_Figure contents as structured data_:

########

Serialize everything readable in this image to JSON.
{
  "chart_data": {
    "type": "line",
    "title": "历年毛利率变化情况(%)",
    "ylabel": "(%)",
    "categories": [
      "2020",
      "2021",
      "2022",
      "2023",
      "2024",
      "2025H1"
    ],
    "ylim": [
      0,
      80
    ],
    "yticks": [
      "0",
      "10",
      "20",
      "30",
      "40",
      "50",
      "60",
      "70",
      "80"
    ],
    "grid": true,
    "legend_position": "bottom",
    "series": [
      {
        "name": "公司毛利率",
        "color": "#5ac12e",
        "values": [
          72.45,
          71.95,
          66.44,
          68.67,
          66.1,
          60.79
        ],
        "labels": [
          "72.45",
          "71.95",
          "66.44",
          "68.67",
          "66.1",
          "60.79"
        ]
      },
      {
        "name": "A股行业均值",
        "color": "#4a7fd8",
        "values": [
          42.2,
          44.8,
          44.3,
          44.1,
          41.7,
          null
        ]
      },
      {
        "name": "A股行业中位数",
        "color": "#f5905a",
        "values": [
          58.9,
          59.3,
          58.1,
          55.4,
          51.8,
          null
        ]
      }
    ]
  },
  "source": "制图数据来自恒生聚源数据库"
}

########

_YOUR GOAL_: Return each entry from the material above exactly as it appears.

_EXERCISE ANSWER_:
Serialize everything readable in this image to JSON.
{
  "chart_data": {
    "type": "line",
    "title": "历年毛利率变化情况(%)",
    "ylabel": "(%)",
    "categories": [
      "2020",
      "2021",
      "2022",
      "2023",
      "2024",
      "2025H1"
    ],
    "ylim": [
      0,
      80
    ],
    "yticks": [
      "0",
      "10",
      "20",
      "30",
      "40",
      "50",
      "60",
      "70",
      "80"
    ],
    "grid": true,
    "legend_position": "bottom",
    "series": [
      {
        "name": "公司毛利率",
        "color": "#5ac12e",
        "values": [
          72.45,
          71.95,
          66.44,
          68.67,
          66.1,
          60.79
        ],
        "labels": [
          "72.45",
          "71.95",
          "66.44",
          "68.67",
          "66.1",
          "60.79"
        ]
      },
      {
        "name": "A股行业均值",
        "color": "#4a7fd8",
        "values": [
          42.2,
          44.8,
          44.3,
          44.1,
          41.7,
          null
        ]
      },
      {
        "name": "A股行业中位数",
        "color": "#f5905a",
        "values": [
          58.9,
          59.3,
          58.1,
          55.4,
          51.8,
          null
        ]
      }
    ]
  },
  "source": "制图数据来自恒生聚源数据库"
}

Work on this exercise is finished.